**Request:** Every line below that contains "placeholder" is to be copied.

[Dataset items]
★ ★ ★
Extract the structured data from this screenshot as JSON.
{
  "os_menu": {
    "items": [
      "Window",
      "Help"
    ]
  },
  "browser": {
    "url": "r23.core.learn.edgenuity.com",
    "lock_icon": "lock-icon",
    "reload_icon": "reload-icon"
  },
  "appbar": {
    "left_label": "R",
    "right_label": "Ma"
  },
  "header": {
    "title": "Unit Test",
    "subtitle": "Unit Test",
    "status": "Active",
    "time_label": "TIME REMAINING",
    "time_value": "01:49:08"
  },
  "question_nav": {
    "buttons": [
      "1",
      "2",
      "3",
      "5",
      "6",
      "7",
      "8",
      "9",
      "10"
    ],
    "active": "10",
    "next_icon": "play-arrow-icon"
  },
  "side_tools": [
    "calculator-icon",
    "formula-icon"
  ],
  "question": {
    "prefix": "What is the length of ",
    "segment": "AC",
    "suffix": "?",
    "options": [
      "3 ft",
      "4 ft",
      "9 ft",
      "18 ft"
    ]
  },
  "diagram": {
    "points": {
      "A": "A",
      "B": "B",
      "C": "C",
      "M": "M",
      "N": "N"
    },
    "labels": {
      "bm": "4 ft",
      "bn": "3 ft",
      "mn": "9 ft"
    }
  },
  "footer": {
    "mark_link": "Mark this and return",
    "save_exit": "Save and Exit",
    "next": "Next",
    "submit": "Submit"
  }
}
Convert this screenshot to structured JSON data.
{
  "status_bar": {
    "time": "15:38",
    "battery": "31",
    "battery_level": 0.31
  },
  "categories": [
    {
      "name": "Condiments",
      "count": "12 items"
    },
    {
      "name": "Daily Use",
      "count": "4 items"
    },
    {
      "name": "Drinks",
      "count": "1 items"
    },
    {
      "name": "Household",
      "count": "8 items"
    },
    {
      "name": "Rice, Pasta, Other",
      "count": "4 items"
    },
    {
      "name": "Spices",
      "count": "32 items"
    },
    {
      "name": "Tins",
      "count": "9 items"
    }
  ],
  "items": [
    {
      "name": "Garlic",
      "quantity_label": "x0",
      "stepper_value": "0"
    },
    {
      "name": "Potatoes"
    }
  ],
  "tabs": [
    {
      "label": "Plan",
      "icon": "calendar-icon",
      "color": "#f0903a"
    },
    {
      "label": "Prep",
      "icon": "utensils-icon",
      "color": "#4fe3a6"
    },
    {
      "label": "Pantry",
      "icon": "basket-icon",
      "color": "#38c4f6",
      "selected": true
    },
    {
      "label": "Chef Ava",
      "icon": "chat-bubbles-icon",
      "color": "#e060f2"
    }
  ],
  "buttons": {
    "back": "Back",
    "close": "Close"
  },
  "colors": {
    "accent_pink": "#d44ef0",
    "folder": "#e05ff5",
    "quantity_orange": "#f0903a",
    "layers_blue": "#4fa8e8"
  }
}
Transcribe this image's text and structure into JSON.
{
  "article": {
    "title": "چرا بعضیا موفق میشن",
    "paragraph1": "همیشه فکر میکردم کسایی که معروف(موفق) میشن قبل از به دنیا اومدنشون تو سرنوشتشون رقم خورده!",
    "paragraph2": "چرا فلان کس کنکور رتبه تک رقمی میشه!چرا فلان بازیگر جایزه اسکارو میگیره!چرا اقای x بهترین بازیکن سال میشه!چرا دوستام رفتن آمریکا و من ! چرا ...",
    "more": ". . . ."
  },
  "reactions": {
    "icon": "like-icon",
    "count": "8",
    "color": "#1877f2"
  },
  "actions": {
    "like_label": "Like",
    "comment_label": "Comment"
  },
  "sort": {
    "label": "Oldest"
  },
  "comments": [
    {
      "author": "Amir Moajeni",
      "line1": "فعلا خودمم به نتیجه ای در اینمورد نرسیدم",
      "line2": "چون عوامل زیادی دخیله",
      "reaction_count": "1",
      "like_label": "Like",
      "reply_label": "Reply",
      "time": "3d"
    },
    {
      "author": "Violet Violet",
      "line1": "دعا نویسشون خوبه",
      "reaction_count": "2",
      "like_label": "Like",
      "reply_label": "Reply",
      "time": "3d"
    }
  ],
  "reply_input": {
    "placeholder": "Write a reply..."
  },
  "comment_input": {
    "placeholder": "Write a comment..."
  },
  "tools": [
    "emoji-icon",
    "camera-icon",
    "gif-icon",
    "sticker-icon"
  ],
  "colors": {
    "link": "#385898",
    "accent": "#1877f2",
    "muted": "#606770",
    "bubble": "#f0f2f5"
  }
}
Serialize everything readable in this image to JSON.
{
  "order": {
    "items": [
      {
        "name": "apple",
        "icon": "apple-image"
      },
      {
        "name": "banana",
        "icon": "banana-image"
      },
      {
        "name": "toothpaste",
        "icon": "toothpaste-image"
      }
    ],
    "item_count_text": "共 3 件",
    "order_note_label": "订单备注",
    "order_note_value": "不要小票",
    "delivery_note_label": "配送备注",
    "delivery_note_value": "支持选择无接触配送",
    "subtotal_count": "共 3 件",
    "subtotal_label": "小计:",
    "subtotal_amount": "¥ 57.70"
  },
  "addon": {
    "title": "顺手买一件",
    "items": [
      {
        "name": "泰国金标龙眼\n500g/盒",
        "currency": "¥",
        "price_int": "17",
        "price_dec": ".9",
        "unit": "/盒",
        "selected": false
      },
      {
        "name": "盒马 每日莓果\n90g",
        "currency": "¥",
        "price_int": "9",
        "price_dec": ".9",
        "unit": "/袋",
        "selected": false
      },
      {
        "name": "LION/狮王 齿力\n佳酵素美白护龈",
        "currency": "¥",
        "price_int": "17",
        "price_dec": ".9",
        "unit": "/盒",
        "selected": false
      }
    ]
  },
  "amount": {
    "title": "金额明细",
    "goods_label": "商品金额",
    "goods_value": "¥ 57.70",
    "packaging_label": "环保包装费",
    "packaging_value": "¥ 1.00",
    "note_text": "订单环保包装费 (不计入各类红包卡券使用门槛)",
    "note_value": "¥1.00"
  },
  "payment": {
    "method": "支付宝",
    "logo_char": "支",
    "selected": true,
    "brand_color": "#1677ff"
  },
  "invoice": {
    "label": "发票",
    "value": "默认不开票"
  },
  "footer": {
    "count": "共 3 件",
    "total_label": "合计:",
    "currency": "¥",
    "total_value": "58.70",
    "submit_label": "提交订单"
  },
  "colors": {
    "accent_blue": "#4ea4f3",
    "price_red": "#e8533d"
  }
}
★ ★ ★
**Result for this exercise:**
    "placeholder": "Write a reply..."
    "placeholder": "Write a comment..."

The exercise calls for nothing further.